Records for this exercise
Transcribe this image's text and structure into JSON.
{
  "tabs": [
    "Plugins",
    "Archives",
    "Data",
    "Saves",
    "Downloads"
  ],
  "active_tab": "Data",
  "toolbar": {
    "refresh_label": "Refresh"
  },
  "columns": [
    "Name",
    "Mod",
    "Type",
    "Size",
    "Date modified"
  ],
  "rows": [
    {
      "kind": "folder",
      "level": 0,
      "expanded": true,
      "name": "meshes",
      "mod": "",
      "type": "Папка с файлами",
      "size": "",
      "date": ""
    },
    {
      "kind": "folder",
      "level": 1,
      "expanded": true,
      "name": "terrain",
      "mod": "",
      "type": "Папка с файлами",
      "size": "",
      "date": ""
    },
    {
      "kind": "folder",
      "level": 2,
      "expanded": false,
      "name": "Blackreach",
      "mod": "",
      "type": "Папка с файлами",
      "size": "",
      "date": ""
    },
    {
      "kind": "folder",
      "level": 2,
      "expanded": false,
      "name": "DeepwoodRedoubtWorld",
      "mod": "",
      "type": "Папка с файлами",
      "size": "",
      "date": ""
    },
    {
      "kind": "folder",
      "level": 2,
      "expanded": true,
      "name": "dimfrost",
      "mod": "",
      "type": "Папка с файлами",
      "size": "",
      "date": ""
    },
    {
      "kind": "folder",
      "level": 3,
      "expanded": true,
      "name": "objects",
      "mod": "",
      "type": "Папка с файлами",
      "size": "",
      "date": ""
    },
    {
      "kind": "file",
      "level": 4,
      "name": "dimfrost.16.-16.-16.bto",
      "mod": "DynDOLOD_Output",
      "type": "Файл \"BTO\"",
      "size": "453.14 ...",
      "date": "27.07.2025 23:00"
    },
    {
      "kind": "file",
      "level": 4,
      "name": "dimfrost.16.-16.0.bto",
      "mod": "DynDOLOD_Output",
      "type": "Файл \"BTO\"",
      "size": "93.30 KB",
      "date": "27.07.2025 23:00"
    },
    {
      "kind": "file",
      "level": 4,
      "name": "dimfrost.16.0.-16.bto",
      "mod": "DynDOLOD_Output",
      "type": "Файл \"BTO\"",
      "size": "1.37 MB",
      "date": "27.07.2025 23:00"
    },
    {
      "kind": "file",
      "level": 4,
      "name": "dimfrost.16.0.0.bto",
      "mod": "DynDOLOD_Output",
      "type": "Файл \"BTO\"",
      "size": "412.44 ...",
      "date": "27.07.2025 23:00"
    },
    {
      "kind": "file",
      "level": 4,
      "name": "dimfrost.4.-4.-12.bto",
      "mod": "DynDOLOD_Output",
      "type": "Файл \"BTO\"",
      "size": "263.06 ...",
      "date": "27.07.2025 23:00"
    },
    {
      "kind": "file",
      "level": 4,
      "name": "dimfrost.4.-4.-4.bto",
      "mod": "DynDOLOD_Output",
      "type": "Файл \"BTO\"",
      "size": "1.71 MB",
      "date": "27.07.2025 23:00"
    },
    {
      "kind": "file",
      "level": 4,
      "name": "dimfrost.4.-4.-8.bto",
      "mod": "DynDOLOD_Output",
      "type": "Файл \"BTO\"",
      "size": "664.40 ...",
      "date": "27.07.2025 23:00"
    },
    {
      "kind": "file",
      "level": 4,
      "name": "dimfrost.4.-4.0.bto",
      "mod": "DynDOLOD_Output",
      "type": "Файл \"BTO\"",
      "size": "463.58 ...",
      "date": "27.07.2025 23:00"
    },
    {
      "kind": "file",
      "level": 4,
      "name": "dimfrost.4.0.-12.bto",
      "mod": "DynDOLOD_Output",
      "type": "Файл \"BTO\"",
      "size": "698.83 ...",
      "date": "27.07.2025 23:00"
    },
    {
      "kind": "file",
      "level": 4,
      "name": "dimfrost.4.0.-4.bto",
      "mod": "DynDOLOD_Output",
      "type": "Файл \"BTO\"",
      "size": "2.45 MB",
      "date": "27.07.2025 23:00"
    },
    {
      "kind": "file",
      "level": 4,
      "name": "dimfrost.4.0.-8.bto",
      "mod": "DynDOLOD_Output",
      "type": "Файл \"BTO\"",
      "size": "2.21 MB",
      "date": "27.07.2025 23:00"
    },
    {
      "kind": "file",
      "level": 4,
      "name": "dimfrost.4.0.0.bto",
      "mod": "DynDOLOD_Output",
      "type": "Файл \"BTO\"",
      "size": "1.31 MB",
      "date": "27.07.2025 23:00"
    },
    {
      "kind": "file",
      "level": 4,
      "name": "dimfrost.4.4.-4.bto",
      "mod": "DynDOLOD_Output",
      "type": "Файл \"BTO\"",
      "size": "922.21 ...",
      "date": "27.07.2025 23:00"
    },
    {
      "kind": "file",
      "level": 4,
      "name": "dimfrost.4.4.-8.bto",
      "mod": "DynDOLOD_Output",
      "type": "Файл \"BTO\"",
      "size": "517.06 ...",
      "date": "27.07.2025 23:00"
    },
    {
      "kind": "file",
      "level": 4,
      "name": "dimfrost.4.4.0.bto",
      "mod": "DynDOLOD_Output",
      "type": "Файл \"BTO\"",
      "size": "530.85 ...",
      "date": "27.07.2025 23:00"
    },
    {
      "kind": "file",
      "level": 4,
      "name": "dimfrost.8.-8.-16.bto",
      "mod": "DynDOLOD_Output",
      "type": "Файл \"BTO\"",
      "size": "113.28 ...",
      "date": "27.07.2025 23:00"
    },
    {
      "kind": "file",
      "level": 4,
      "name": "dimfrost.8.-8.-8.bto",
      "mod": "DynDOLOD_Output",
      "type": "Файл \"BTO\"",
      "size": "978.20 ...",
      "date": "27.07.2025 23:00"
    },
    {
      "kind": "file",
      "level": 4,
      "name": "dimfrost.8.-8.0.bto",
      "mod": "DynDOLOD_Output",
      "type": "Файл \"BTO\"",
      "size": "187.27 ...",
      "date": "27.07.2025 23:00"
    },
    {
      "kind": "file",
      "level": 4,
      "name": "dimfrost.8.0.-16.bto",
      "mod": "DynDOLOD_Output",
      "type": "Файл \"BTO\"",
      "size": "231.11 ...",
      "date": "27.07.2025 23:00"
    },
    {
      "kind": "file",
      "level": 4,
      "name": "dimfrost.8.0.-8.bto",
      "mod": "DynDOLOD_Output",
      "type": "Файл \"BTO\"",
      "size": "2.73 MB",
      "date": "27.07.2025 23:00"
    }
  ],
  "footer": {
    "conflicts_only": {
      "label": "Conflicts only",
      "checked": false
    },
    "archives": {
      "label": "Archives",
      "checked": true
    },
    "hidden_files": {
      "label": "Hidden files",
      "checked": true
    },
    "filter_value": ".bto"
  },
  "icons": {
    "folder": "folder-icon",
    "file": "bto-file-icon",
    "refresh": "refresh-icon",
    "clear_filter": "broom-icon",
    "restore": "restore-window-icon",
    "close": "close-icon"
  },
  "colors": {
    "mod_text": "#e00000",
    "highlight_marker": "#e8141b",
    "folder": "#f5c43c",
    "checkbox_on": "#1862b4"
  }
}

What the exercise asks
In full and verbatim, repeat the records given above.

Result of the exercise
Transcribe this image's text and structure into JSON.
{
  "tabs": [
    "Plugins",
    "Archives",
    "Data",
    "Saves",
    "Downloads"
  ],
  "active_tab": "Data",
  "toolbar": {
    "refresh_label": "Refresh"
  },
  "columns": [
    "Name",
    "Mod",
    "Type",
    "Size",
    "Date modified"
  ],
  "rows": [
    {
      "kind": "folder",
      "level": 0,
      "expanded": true,
      "name": "meshes",
      "mod": "",
      "type": "Папка с файлами",
      "size": "",
      "date": ""
    },
    {
      "kind": "folder",
      "level": 1,
      "expanded": true,
      "name": "terrain",
      "mod": "",
      "type": "Папка с файлами",
      "size": "",
      "date": ""
    },
    {
      "kind": "folder",
      "level": 2,
      "expanded": false,
      "name": "Blackreach",
      "mod": "",
      "type": "Папка с файлами",
      "size": "",
      "date": ""
    },
    {
      "kind": "folder",
      "level": 2,
      "expanded": false,
      "name": "DeepwoodRedoubtWorld",
      "mod": "",
      "type": "Папка с файлами",
      "size": "",
      "date": ""
    },
    {
      "kind": "folder",
      "level": 2,
      "expanded": true,
      "name": "dimfrost",
      "mod": "",
      "type": "Папка с файлами",
      "size": "",
      "date": ""
    },
    {
      "kind": "folder",
      "level": 3,
      "expanded": true,
      "name": "objects",
      "mod": "",
      "type": "Папка с файлами",
      "size": "",
      "date": ""
    },
    {
      "kind": "file",
      "level": 4,
      "name": "dimfrost.16.-16.-16.bto",
      "mod": "DynDOLOD_Output",
      "type": "Файл \"BTO\"",
      "size": "453.14 ...",
      "date": "27.07.2025 23:00"
    },
    {
      "kind": "file",
      "level": 4,
      "name": "dimfrost.16.-16.0.bto",
      "mod": "DynDOLOD_Output",
      "type": "Файл \"BTO\"",
      "size": "93.30 KB",
      "date": "27.07.2025 23:00"
    },
    {
      "kind": "file",
      "level": 4,
      "name": "dimfrost.16.0.-16.bto",
      "mod": "DynDOLOD_Output",
      "type": "Файл \"BTO\"",
      "size": "1.37 MB",
      "date": "27.07.2025 23:00"
    },
    {
      "kind": "file",
      "level": 4,
      "name": "dimfrost.16.0.0.bto",
      "mod": "DynDOLOD_Output",
      "type": "Файл \"BTO\"",
      "size": "412.44 ...",
      "date": "27.07.2025 23:00"
    },
    {
      "kind": "file",
      "level": 4,
      "name": "dimfrost.4.-4.-12.bto",
      "mod": "DynDOLOD_Output",
      "type": "Файл \"BTO\"",
      "size": "263.06 ...",
      "date": "27.07.2025 23:00"
    },
    {
      "kind": "file",
      "level": 4,
      "name": "dimfrost.4.-4.-4.bto",
      "mod": "DynDOLOD_Output",
      "type": "Файл \"BTO\"",
      "size": "1.71 MB",
      "date": "27.07.2025 23:00"
    },
    {
      "kind": "file",
      "level": 4,
      "name": "dimfrost.4.-4.-8.bto",
      "mod": "DynDOLOD_Output",
      "type": "Файл \"BTO\"",
      "size": "664.40 ...",
      "date": "27.07.2025 23:00"
    },
    {
      "kind": "file",
      "level": 4,
      "name": "dimfrost.4.-4.0.bto",
      "mod": "DynDOLOD_Output",
      "type": "Файл \"BTO\"",
      "size": "463.58 ...",
      "date": "27.07.2025 23:00"
    },
    {
      "kind": "file",
      "level": 4,
      "name": "dimfrost.4.0.-12.bto",
      "mod": "DynDOLOD_Output",
      "type": "Файл \"BTO\"",
      "size": "698.83 ...",
      "date": "27.07.2025 23:00"
    },
    {
      "kind": "file",
      "level": 4,
      "name": "dimfrost.4.0.-4.bto",
      "mod": "DynDOLOD_Output",
      "type": "Файл \"BTO\"",
      "size": "2.45 MB",
      "date": "27.07.2025 23:00"
    },
    {
      "kind": "file",
      "level": 4,
      "name": "dimfrost.4.0.-8.bto",
      "mod": "DynDOLOD_Output",
      "type": "Файл \"BTO\"",
      "size": "2.21 MB",
      "date": "27.07.2025 23:00"
    },
    {
      "kind": "file",
      "level": 4,
      "name": "dimfrost.4.0.0.bto",
      "mod": "DynDOLOD_Output",
      "type": "Файл \"BTO\"",
      "size": "1.31 MB",
      "date": "27.07.2025 23:00"
    },
    {
      "kind": "file",
      "level": 4,
      "name": "dimfrost.4.4.-4.bto",
      "mod": "DynDOLOD_Output",
      "type": "Файл \"BTO\"",
      "size": "922.21 ...",
      "date": "27.07.2025 23:00"
    },
    {
      "kind": "file",
      "level": 4,
      "name": "dimfrost.4.4.-8.bto",
      "mod": "DynDOLOD_Output",
      "type": "Файл \"BTO\"",
      "size": "517.06 ...",
      "date": "27.07.2025 23:00"
    },
    {
      "kind": "file",
      "level": 4,
      "name": "dimfrost.4.4.0.bto",
      "mod": "DynDOLOD_Output",
      "type": "Файл \"BTO\"",
      "size": "530.85 ...",
      "date": "27.07.2025 23:00"
    },
    {
      "kind": "file",
      "level": 4,
      "name": "dimfrost.8.-8.-16.bto",
      "mod": "DynDOLOD_Output",
      "type": "Файл \"BTO\"",
      "size": "113.28 ...",
      "date": "27.07.2025 23:00"
    },
    {
      "kind": "file",
      "level": 4,
      "name": "dimfrost.8.-8.-8.bto",
      "mod": "DynDOLOD_Output",
      "type": "Файл \"BTO\"",
      "size": "978.20 ...",
      "date": "27.07.2025 23:00"
    },
    {
      "kind": "file",
      "level": 4,
      "name": "dimfrost.8.-8.0.bto",
      "mod": "DynDOLOD_Output",
      "type": "Файл \"BTO\"",
      "size": "187.27 ...",
      "date": "27.07.2025 23:00"
    },
    {
      "kind": "file",
      "level": 4,
      "name": "dimfrost.8.0.-16.bto",
      "mod": "DynDOLOD_Output",
      "type": "Файл \"BTO\"",
      "size": "231.11 ...",
      "date": "27.07.2025 23:00"
    },
    {
      "kind": "file",
      "level": 4,
      "name": "dimfrost.8.0.-8.bto",
      "mod": "DynDOLOD_Output",
      "type": "Файл \"BTO\"",
      "size": "2.73 MB",
      "date": "27.07.2025 23:00"
    }
  ],
  "footer": {
    "conflicts_only": {
      "label": "Conflicts only",
      "checked": false
    },
    "archives": {
      "label": "Archives",
      "checked": true
    },
    "hidden_files": {
      "label": "Hidden files",
      "checked": true
    },
    "filter_value": ".bto"
  },
  "icons": {
    "folder": "folder-icon",
    "file": "bto-file-icon",
    "refresh": "refresh-icon",
    "clear_filter": "broom-icon",
    "restore": "restore-window-icon",
    "close": "close-icon"
  },
  "colors": {
    "mod_text": "#e00000",
    "highlight_marker": "#e8141b",
    "folder": "#f5c43c",
    "checkbox_on": "#1862b4"
  }
}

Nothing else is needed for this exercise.